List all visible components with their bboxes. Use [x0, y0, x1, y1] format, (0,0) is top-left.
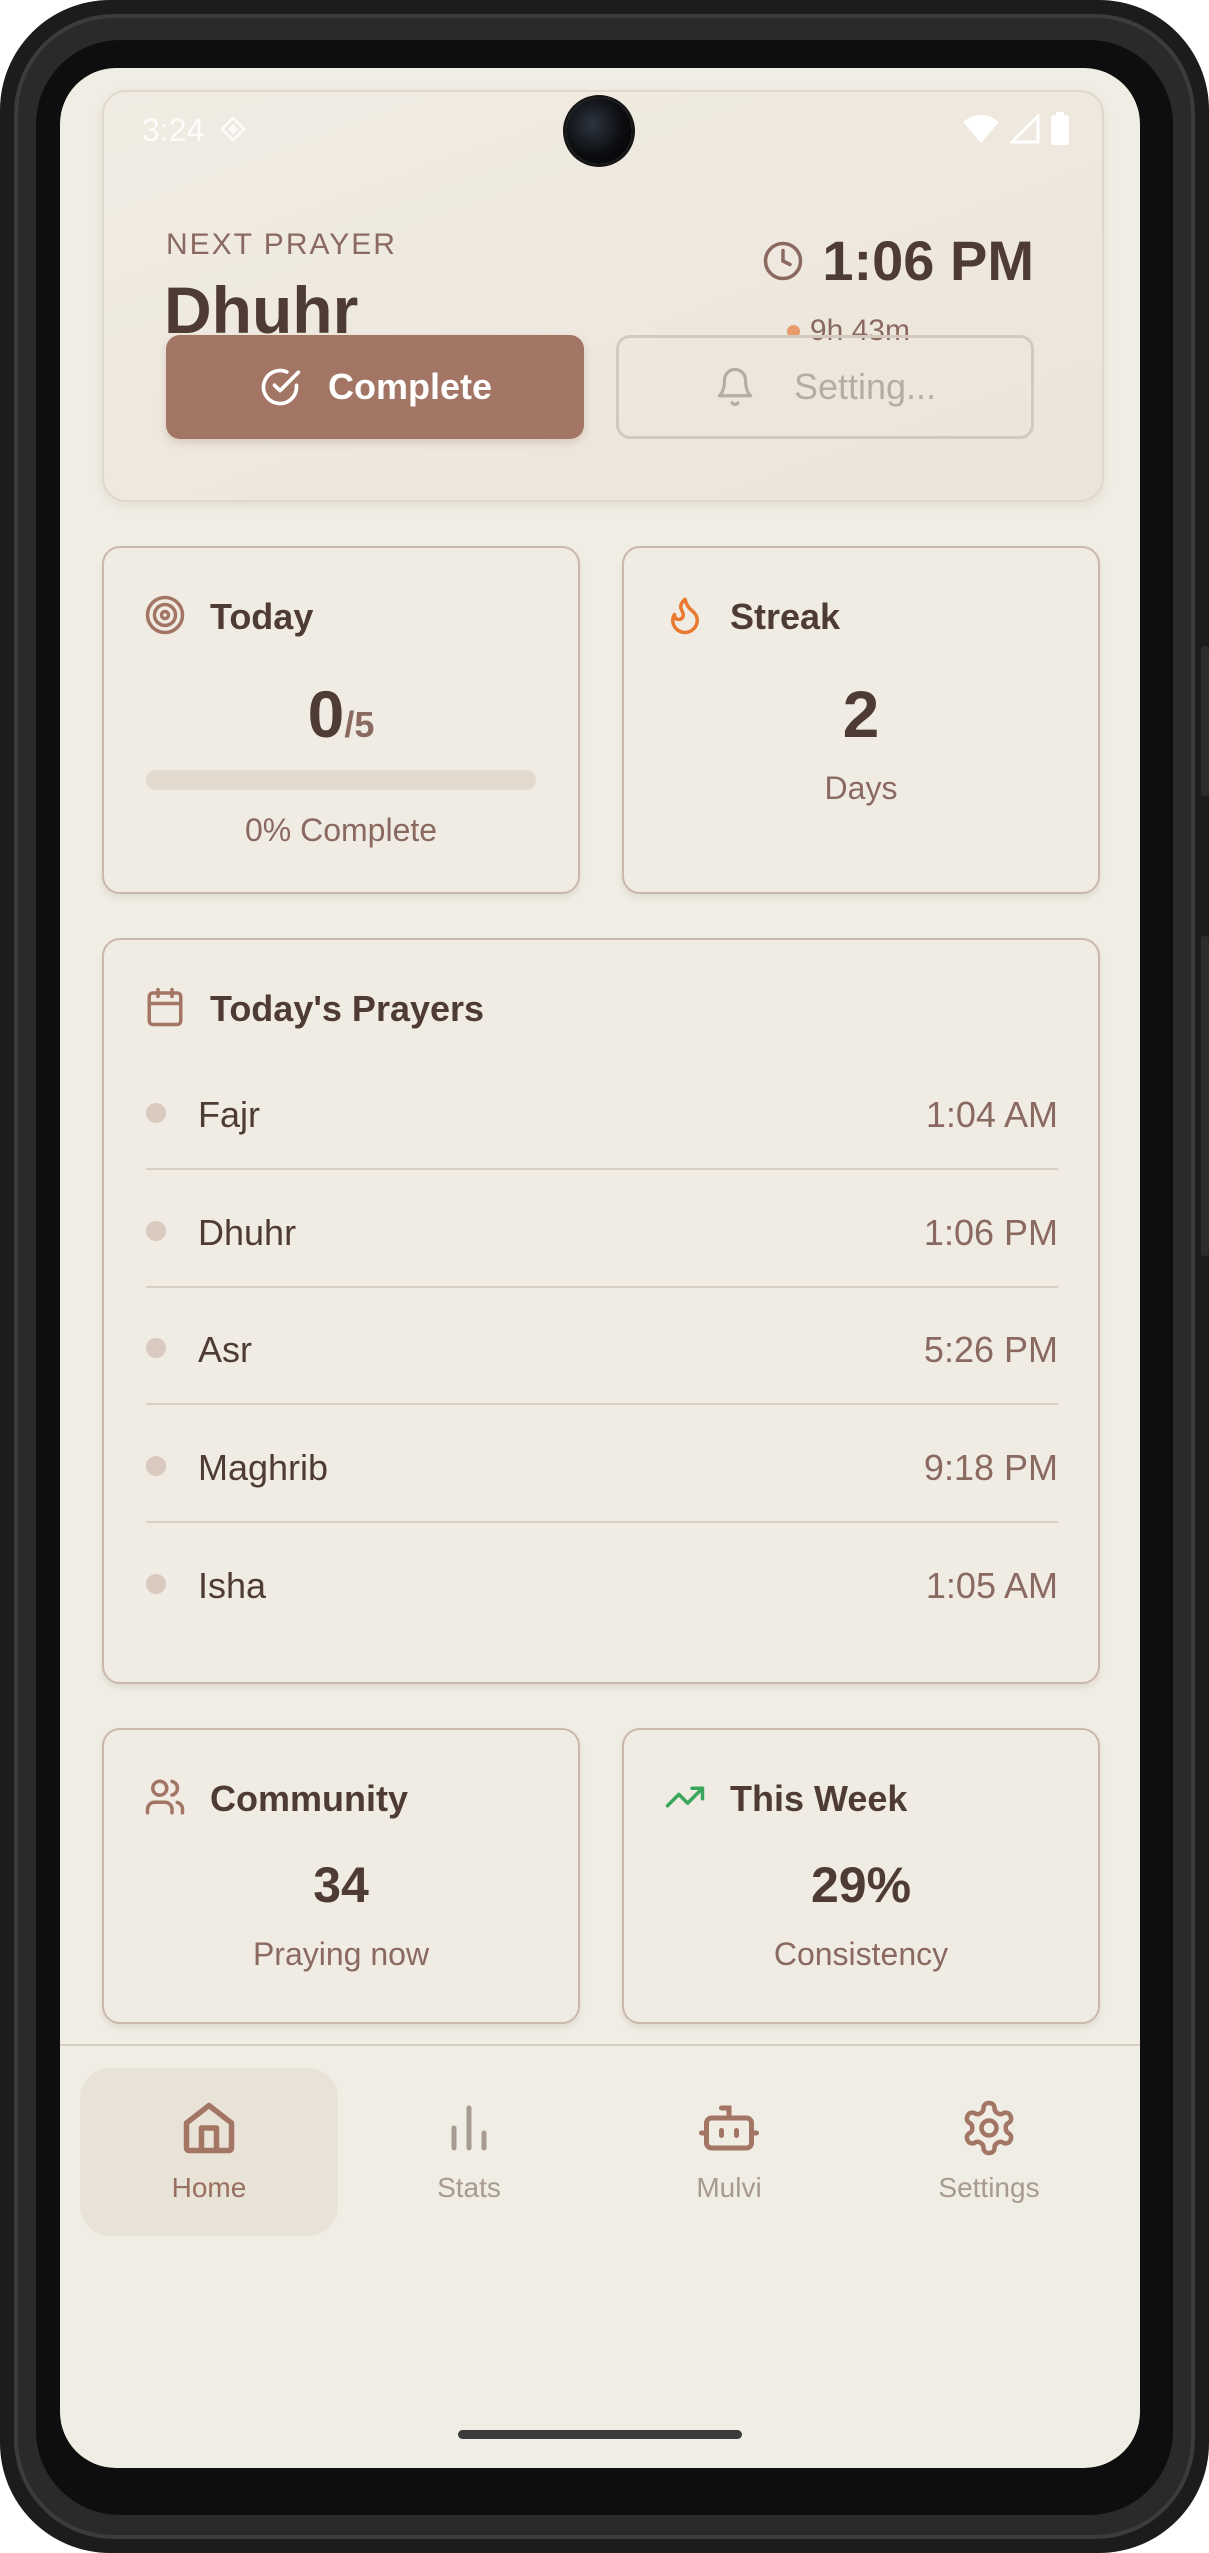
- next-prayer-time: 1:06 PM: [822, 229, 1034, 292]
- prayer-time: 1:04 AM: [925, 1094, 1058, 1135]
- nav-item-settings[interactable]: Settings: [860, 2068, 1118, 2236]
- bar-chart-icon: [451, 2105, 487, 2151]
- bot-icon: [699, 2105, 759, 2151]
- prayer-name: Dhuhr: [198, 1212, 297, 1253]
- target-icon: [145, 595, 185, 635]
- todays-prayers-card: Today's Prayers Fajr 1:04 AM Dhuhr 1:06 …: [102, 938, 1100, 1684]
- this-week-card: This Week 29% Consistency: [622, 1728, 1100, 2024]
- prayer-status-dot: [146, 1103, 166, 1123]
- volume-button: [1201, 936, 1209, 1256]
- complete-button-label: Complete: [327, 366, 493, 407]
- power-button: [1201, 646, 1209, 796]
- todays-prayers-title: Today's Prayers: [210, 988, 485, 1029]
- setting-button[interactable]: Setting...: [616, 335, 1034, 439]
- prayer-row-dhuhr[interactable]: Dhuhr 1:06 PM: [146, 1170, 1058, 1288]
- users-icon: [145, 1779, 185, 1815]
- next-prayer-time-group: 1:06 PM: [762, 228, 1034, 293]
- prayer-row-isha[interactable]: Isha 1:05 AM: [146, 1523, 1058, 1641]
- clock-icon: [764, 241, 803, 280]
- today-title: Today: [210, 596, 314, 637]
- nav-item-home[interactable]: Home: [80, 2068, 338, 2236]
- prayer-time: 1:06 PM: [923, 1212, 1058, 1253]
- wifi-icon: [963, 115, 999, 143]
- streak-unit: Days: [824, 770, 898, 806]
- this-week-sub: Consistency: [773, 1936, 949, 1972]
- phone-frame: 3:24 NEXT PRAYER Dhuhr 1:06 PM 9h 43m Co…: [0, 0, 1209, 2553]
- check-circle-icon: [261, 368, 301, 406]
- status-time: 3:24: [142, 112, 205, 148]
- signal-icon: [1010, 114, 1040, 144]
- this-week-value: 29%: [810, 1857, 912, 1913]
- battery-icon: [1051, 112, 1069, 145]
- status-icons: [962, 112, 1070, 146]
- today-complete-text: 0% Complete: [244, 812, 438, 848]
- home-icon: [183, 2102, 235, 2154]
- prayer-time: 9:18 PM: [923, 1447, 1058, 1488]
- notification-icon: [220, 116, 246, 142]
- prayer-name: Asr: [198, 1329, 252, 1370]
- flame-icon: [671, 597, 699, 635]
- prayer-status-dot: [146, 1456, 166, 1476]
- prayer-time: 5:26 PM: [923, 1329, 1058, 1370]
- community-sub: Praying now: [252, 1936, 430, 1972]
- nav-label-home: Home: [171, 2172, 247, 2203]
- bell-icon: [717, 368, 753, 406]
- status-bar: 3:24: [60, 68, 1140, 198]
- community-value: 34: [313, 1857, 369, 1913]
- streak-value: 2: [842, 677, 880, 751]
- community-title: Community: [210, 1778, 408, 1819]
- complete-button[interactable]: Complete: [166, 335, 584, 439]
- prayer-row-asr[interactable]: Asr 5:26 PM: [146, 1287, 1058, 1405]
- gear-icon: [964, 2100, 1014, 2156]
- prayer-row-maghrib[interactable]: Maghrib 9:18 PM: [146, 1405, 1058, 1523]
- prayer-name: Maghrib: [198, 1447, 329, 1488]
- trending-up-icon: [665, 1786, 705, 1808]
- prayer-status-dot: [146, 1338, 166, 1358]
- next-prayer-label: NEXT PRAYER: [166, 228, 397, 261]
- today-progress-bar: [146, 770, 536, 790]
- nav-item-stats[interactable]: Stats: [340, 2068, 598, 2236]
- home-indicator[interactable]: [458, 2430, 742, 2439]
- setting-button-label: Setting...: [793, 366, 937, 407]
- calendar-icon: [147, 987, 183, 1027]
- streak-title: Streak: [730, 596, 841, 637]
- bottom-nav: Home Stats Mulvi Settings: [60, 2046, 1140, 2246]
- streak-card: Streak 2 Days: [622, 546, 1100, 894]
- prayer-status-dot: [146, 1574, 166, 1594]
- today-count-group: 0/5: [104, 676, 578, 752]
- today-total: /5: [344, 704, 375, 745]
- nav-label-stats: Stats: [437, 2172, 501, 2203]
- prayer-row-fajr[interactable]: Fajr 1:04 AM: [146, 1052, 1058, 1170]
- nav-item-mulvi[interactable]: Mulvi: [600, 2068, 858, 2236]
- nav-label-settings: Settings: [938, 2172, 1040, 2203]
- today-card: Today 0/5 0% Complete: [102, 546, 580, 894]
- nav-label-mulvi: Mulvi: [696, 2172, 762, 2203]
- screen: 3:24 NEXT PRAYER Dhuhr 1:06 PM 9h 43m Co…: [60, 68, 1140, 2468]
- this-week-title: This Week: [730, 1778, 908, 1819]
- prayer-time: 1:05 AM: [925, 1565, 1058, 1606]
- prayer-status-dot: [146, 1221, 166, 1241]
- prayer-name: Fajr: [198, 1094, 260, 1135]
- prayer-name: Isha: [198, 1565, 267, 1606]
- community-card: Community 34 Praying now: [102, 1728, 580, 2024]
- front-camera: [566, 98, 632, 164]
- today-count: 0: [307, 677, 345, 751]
####
> [WHAT TO PRODUCE]
Reproduce the material above line for line without any alteration, omitting the picture.

> [RESULT]
List all visible components with their bboxes. Use [x0, y0, x1, y1] format, (0,0) is top-left.
- next-prayer-time: 1:06 PM: [822, 229, 1034, 292]
- prayer-time: 1:04 AM: [925, 1094, 1058, 1135]
- nav-item-settings[interactable]: Settings: [860, 2068, 1118, 2236]
- bar-chart-icon: [451, 2105, 487, 2151]
- bot-icon: [699, 2105, 759, 2151]
- prayer-name: Dhuhr: [198, 1212, 297, 1253]
- target-icon: [145, 595, 185, 635]
- todays-prayers-card: Today's Prayers Fajr 1:04 AM Dhuhr 1:06 …: [102, 938, 1100, 1684]
- this-week-card: This Week 29% Consistency: [622, 1728, 1100, 2024]
- prayer-status-dot: [146, 1103, 166, 1123]
- volume-button: [1201, 936, 1209, 1256]
- complete-button-label: Complete: [327, 366, 493, 407]
- power-button: [1201, 646, 1209, 796]
- todays-prayers-title: Today's Prayers: [210, 988, 485, 1029]
- setting-button[interactable]: Setting...: [616, 335, 1034, 439]
- prayer-row-dhuhr[interactable]: Dhuhr 1:06 PM: [146, 1170, 1058, 1288]
- users-icon: [145, 1779, 185, 1815]
- next-prayer-time-group: 1:06 PM: [762, 228, 1034, 293]
- prayer-row-isha[interactable]: Isha 1:05 AM: [146, 1523, 1058, 1641]
- clock-icon: [764, 241, 803, 280]
- today-title: Today: [210, 596, 314, 637]
- nav-item-home[interactable]: Home: [80, 2068, 338, 2236]
- prayer-time: 1:06 PM: [923, 1212, 1058, 1253]
- wifi-icon: [963, 115, 999, 143]
- streak-unit: Days: [824, 770, 898, 806]
- this-week-sub: Consistency: [773, 1936, 949, 1972]
- phone-frame: 3:24 NEXT PRAYER Dhuhr 1:06 PM 9h 43m Co…: [0, 0, 1209, 2553]
- check-circle-icon: [261, 368, 301, 406]
- status-time: 3:24: [142, 112, 205, 148]
- signal-icon: [1010, 114, 1040, 144]
- this-week-value: 29%: [810, 1857, 912, 1913]
- battery-icon: [1051, 112, 1069, 145]
- status-icons: [962, 112, 1070, 146]
- today-complete-text: 0% Complete: [244, 812, 438, 848]
- home-icon: [183, 2102, 235, 2154]
- prayer-time: 9:18 PM: [923, 1447, 1058, 1488]
- notification-icon: [220, 116, 246, 142]
- prayer-name: Asr: [198, 1329, 252, 1370]
- flame-icon: [671, 597, 699, 635]
- prayer-status-dot: [146, 1456, 166, 1476]
- prayer-time: 5:26 PM: [923, 1329, 1058, 1370]
- community-sub: Praying now: [252, 1936, 430, 1972]
- nav-label-home: Home: [171, 2172, 247, 2203]
- bell-icon: [717, 368, 753, 406]
- status-bar: 3:24: [60, 68, 1140, 198]
- community-value: 34: [313, 1857, 369, 1913]
- streak-value: 2: [842, 677, 880, 751]
- community-title: Community: [210, 1778, 408, 1819]
- complete-button[interactable]: Complete: [166, 335, 584, 439]
- prayer-row-asr[interactable]: Asr 5:26 PM: [146, 1287, 1058, 1405]
- gear-icon: [964, 2100, 1014, 2156]
- prayer-row-maghrib[interactable]: Maghrib 9:18 PM: [146, 1405, 1058, 1523]
- prayer-name: Maghrib: [198, 1447, 329, 1488]
- trending-up-icon: [665, 1786, 705, 1808]
- prayer-status-dot: [146, 1338, 166, 1358]
- next-prayer-label: NEXT PRAYER: [166, 228, 397, 261]
- today-progress-bar: [146, 770, 536, 790]
- nav-item-stats[interactable]: Stats: [340, 2068, 598, 2236]
- home-indicator[interactable]: [458, 2430, 742, 2439]
- setting-button-label: Setting...: [793, 366, 937, 407]
- calendar-icon: [147, 987, 183, 1027]
- streak-title: Streak: [730, 596, 841, 637]
- bottom-nav: Home Stats Mulvi Settings: [60, 2046, 1140, 2246]
- streak-card: Streak 2 Days: [622, 546, 1100, 894]
- prayer-status-dot: [146, 1574, 166, 1594]
- today-count-group: 0/5: [104, 676, 578, 752]
- today-total: /5: [344, 704, 375, 745]
- nav-label-stats: Stats: [437, 2172, 501, 2203]
- prayer-row-fajr[interactable]: Fajr 1:04 AM: [146, 1052, 1058, 1170]
- nav-item-mulvi[interactable]: Mulvi: [600, 2068, 858, 2236]
- nav-label-settings: Settings: [938, 2172, 1040, 2203]
- today-card: Today 0/5 0% Complete: [102, 546, 580, 894]
- nav-label-mulvi: Mulvi: [696, 2172, 762, 2203]
- screen: 3:24 NEXT PRAYER Dhuhr 1:06 PM 9h 43m Co…: [60, 68, 1140, 2468]
- this-week-title: This Week: [730, 1778, 908, 1819]
- prayer-time: 1:05 AM: [925, 1565, 1058, 1606]
- prayer-status-dot: [146, 1221, 166, 1241]
- prayer-name: Fajr: [198, 1094, 260, 1135]
- prayer-name: Isha: [198, 1565, 267, 1606]
- community-card: Community 34 Praying now: [102, 1728, 580, 2024]
- front-camera: [566, 98, 632, 164]
- today-count: 0: [307, 677, 345, 751]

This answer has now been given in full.